▶ Provided material
◆ ◆ ◆
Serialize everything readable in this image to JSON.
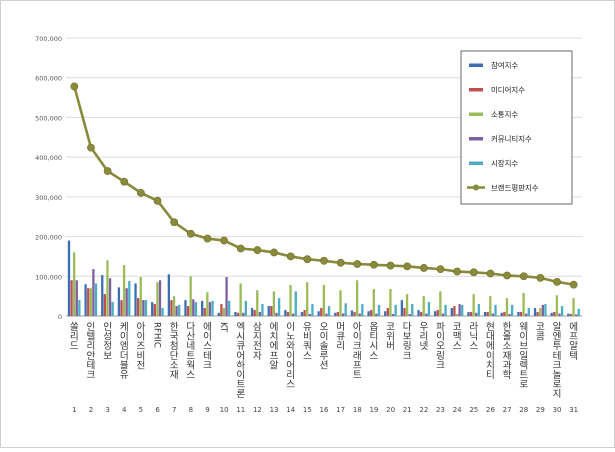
{
  "chart_data": {
    "type": "bar",
    "title": "",
    "xlabel": "",
    "ylabel": "",
    "ylim": [
      0,
      700000
    ],
    "y_ticks": [
      0,
      100000,
      200000,
      300000,
      400000,
      500000,
      600000,
      700000
    ],
    "y_tick_labels": [
      "0",
      "100,000",
      "200,000",
      "300,000",
      "400,000",
      "500,000",
      "600,000",
      "700,000"
    ],
    "grid": true,
    "legend_position": "right",
    "ranks": [
      "1",
      "2",
      "3",
      "4",
      "5",
      "6",
      "7",
      "8",
      "9",
      "10",
      "11",
      "12",
      "13",
      "14",
      "15",
      "16",
      "17",
      "18",
      "19",
      "20",
      "21",
      "22",
      "23",
      "24",
      "25",
      "26",
      "27",
      "28",
      "29",
      "30",
      "31"
    ],
    "categories": [
      "쏠리드",
      "인텔리안테크",
      "인성정보",
      "케이엠더블유",
      "아이즈비전",
      "RFHIC",
      "한국첨단소재",
      "다산네트웍스",
      "에이스테크",
      "KT",
      "엑시큐어하이트론",
      "삼지전자",
      "에치에프알",
      "이노와이어리스",
      "유비쿼스",
      "오이솔루션",
      "머큐리",
      "아이크래프트",
      "옵티시스",
      "코위버",
      "다보링크",
      "우리넷",
      "파이오링크",
      "코맥스",
      "라닉스",
      "현대에이치티",
      "한울소재과학",
      "웨이브일렉트로",
      "코콤",
      "알엔투테크놀로지",
      "에프알텍"
    ],
    "series": [
      {
        "name": "참여지수",
        "color": "#3c6eb4",
        "values": [
          190000,
          80000,
          103000,
          72000,
          82000,
          35000,
          105000,
          40000,
          38000,
          8000,
          10000,
          20000,
          25000,
          15000,
          10000,
          12000,
          8000,
          14000,
          12000,
          12000,
          40000,
          15000,
          12000,
          20000,
          10000,
          10000,
          8000,
          10000,
          20000,
          8000,
          6000
        ]
      },
      {
        "name": "미디어지수",
        "color": "#c0504d",
        "values": [
          90000,
          70000,
          55000,
          40000,
          45000,
          30000,
          40000,
          25000,
          20000,
          30000,
          8000,
          15000,
          25000,
          10000,
          15000,
          20000,
          10000,
          10000,
          15000,
          20000,
          20000,
          10000,
          15000,
          25000,
          10000,
          10000,
          10000,
          10000,
          10000,
          10000,
          5000
        ]
      },
      {
        "name": "소통지수",
        "color": "#9bbb59",
        "values": [
          160000,
          70000,
          140000,
          128000,
          98000,
          85000,
          50000,
          100000,
          60000,
          20000,
          82000,
          65000,
          62000,
          78000,
          85000,
          78000,
          65000,
          90000,
          68000,
          68000,
          55000,
          50000,
          62000,
          5000,
          55000,
          50000,
          45000,
          58000,
          20000,
          52000,
          45000
        ]
      },
      {
        "name": "커뮤니티지수",
        "color": "#7d60a0",
        "values": [
          90000,
          118000,
          95000,
          70000,
          40000,
          90000,
          25000,
          42000,
          35000,
          98000,
          8000,
          10000,
          8000,
          6000,
          5000,
          6000,
          6000,
          6000,
          6000,
          5000,
          5000,
          6000,
          6000,
          30000,
          8000,
          6000,
          5000,
          6000,
          28000,
          6000,
          4000
        ]
      },
      {
        "name": "시장지수",
        "color": "#4bacc6",
        "values": [
          40000,
          82000,
          35000,
          88000,
          40000,
          20000,
          28000,
          35000,
          38000,
          38000,
          38000,
          30000,
          45000,
          62000,
          30000,
          25000,
          32000,
          30000,
          28000,
          28000,
          30000,
          35000,
          28000,
          28000,
          30000,
          28000,
          28000,
          20000,
          30000,
          25000,
          18000
        ]
      }
    ],
    "line": {
      "name": "브랜드평판지수",
      "color": "#8a8a3c",
      "values": [
        578000,
        424000,
        365000,
        338000,
        310000,
        290000,
        236000,
        207000,
        195000,
        190000,
        170000,
        166000,
        160000,
        150000,
        143000,
        139000,
        134000,
        131000,
        129000,
        127000,
        125000,
        121000,
        118000,
        112000,
        110000,
        107000,
        102000,
        100000,
        96000,
        86000,
        79000
      ]
    }
  }
}
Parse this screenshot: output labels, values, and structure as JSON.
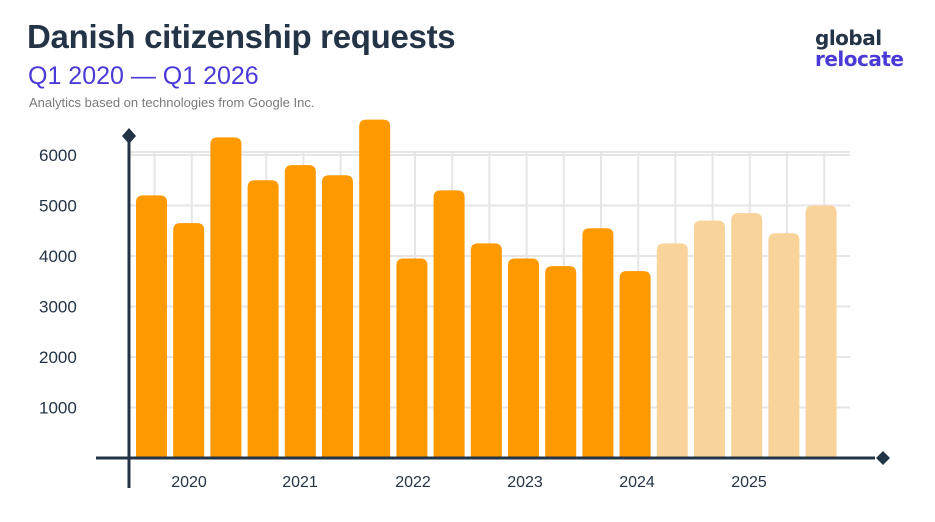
{
  "header": {
    "title": "Danish citizenship requests",
    "subtitle": "Q1 2020 — Q1 2026",
    "source": "Analytics based on technologies from Google Inc."
  },
  "logo": {
    "line1": "global",
    "line2": "relocate"
  },
  "colors": {
    "title": "#243447",
    "accent": "#4b3bd6",
    "bar_actual": "#ff9900",
    "bar_forecast": "#fad39a",
    "axis": "#243447",
    "grid": "#e6e6e6"
  },
  "chart_data": {
    "type": "bar",
    "title": "Danish citizenship requests",
    "subtitle": "Q1 2020 — Q1 2026",
    "xlabel": "",
    "ylabel": "",
    "ylim": [
      0,
      6500
    ],
    "y_ticks": [
      1000,
      2000,
      3000,
      4000,
      5000,
      6000
    ],
    "x_tick_labels": [
      "2020",
      "2021",
      "2022",
      "2023",
      "2024",
      "2025"
    ],
    "grid": true,
    "bars": [
      {
        "value": 5200,
        "style": "actual"
      },
      {
        "value": 4650,
        "style": "actual"
      },
      {
        "value": 6350,
        "style": "actual"
      },
      {
        "value": 5500,
        "style": "actual"
      },
      {
        "value": 5800,
        "style": "actual"
      },
      {
        "value": 5600,
        "style": "actual"
      },
      {
        "value": 6700,
        "style": "actual"
      },
      {
        "value": 3950,
        "style": "actual"
      },
      {
        "value": 5300,
        "style": "actual"
      },
      {
        "value": 4250,
        "style": "actual"
      },
      {
        "value": 3950,
        "style": "actual"
      },
      {
        "value": 3800,
        "style": "actual"
      },
      {
        "value": 4550,
        "style": "actual"
      },
      {
        "value": 3700,
        "style": "actual"
      },
      {
        "value": 4250,
        "style": "forecast"
      },
      {
        "value": 4700,
        "style": "forecast"
      },
      {
        "value": 4850,
        "style": "forecast"
      },
      {
        "value": 4450,
        "style": "forecast"
      },
      {
        "value": 5000,
        "style": "forecast"
      }
    ]
  }
}
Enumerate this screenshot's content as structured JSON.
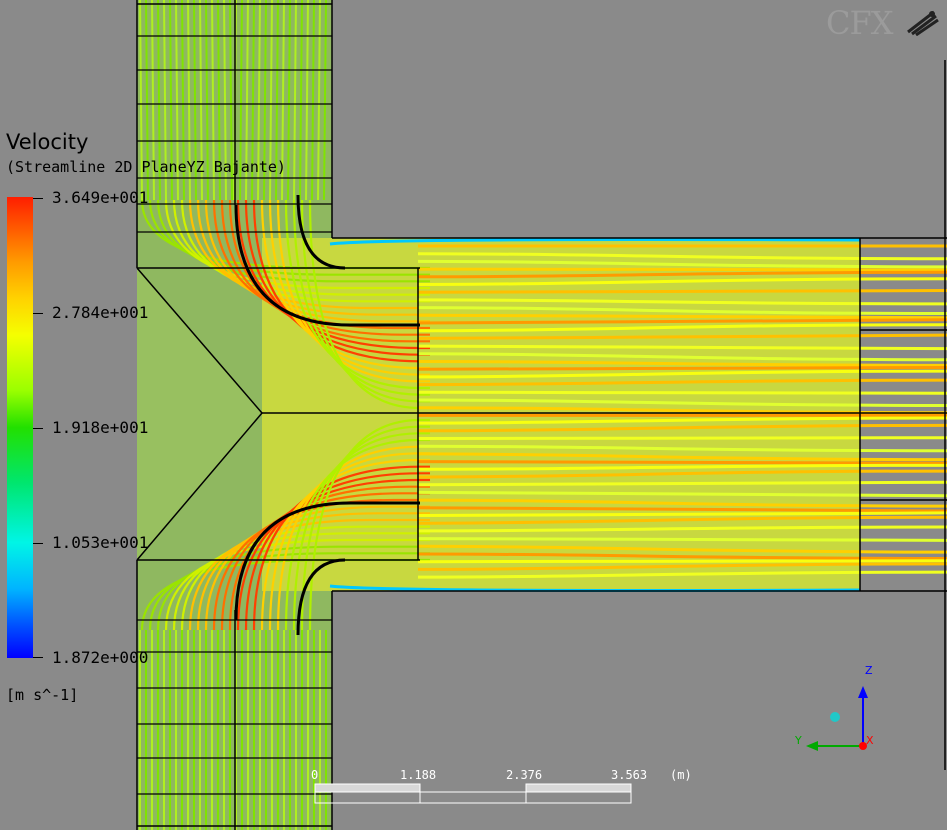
{
  "legend": {
    "title": "Velocity",
    "subtitle": "(Streamline 2D PlaneYZ Bajante)",
    "ticks": [
      "3.649e+001",
      "2.784e+001",
      "1.918e+001",
      "1.053e+001",
      "1.872e+000"
    ],
    "units": "[m s^-1]",
    "colors": [
      "#ff0000",
      "#ffff00",
      "#00ff00",
      "#00ffff",
      "#0000ff"
    ]
  },
  "scale_bar": {
    "labels": [
      "0",
      "1.188",
      "2.376",
      "3.563"
    ],
    "unit": "(m)"
  },
  "logo": {
    "text": "CFX"
  },
  "axes": {
    "z": "Z",
    "y": "Y",
    "x": "X"
  }
}
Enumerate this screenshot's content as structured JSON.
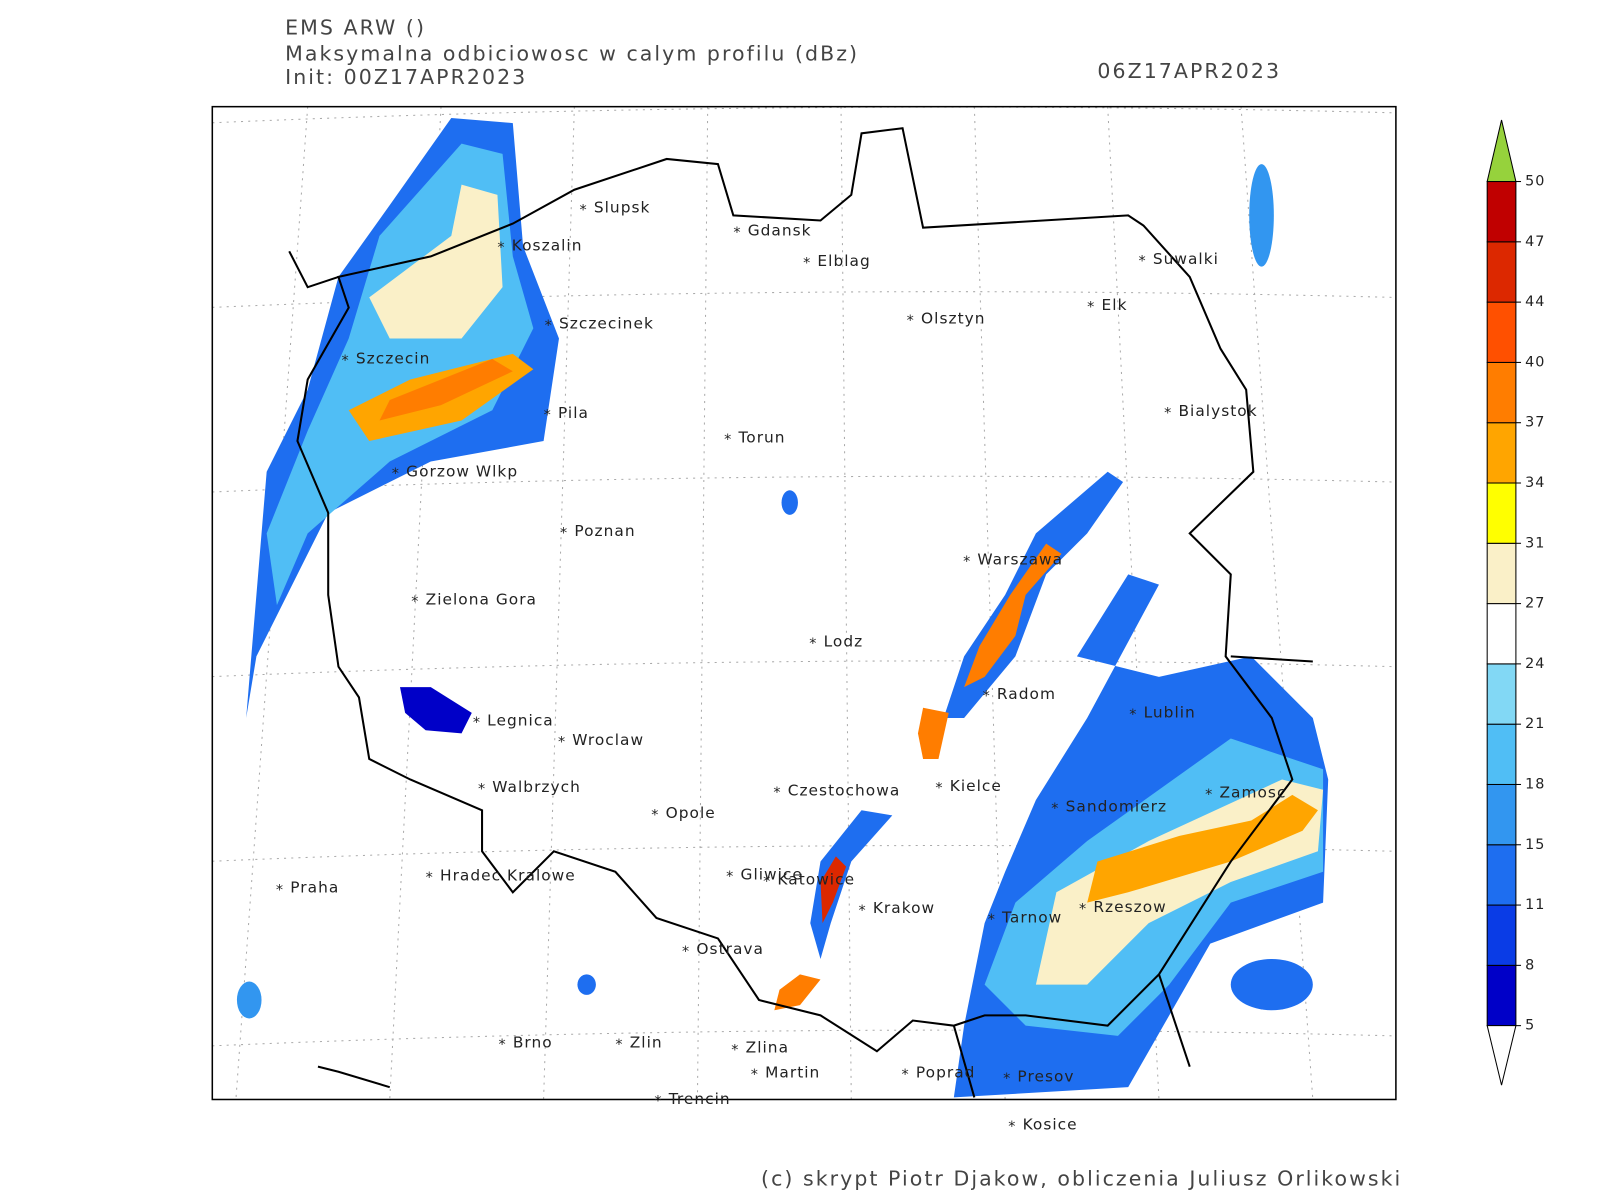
{
  "header": {
    "model": "EMS ARW ()",
    "field": "Maksymalna odbiciowosc w calym profilu (dBz)",
    "init": "Init: 00Z17APR2023",
    "valid": "06Z17APR2023"
  },
  "cities": [
    "Slupsk",
    "Koszalin",
    "Gdansk",
    "Elblag",
    "Suwalki",
    "Elk",
    "Olsztyn",
    "Szczecinek",
    "Szczecin",
    "Pila",
    "Bialystok",
    "Torun",
    "Gorzow Wlkp",
    "Poznan",
    "Warszawa",
    "Zielona Gora",
    "Lodz",
    "Radom",
    "Lublin",
    "Legnica",
    "Wroclaw",
    "Walbrzych",
    "Czestochowa",
    "Kielce",
    "Zamosc",
    "Sandomierz",
    "Opole",
    "Praha",
    "Hradec Kralowe",
    "Gliwice",
    "Katowice",
    "Krakow",
    "Rzeszow",
    "Tarnow",
    "Ostrava",
    "Brno",
    "Zlin",
    "Zlina",
    "Martin",
    "Poprad",
    "Presov",
    "Trencin",
    "Kosice"
  ],
  "colorbar": {
    "ticks": [
      5,
      8,
      11,
      15,
      18,
      21,
      24,
      27,
      31,
      34,
      37,
      40,
      44,
      47,
      50
    ],
    "colors": [
      "#0000c8",
      "#0a3ce6",
      "#1e6ef0",
      "#3296f0",
      "#50bef5",
      "#82d8f5",
      "#ffffff",
      "#faf0c8",
      "#ffff00",
      "#ffa500",
      "#ff7d00",
      "#ff5000",
      "#dc2800",
      "#c00000"
    ],
    "under_color": "#ffffff",
    "over_color": "#96d23c"
  },
  "footer": "(c) skrypt Piotr Djakow, obliczenia Juliusz Orlikowski"
}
◆ ◆ ◆
▶ Description of the task
Scan the material above. Copy each line that holds the word "name".

▶ Complete response
        "name": "참여지수",
        "name": "미디어지수",
        "name": "소통지수",
        "name": "커뮤니티지수",
        "name": "시장지수",
      "name": "브랜드평판지수",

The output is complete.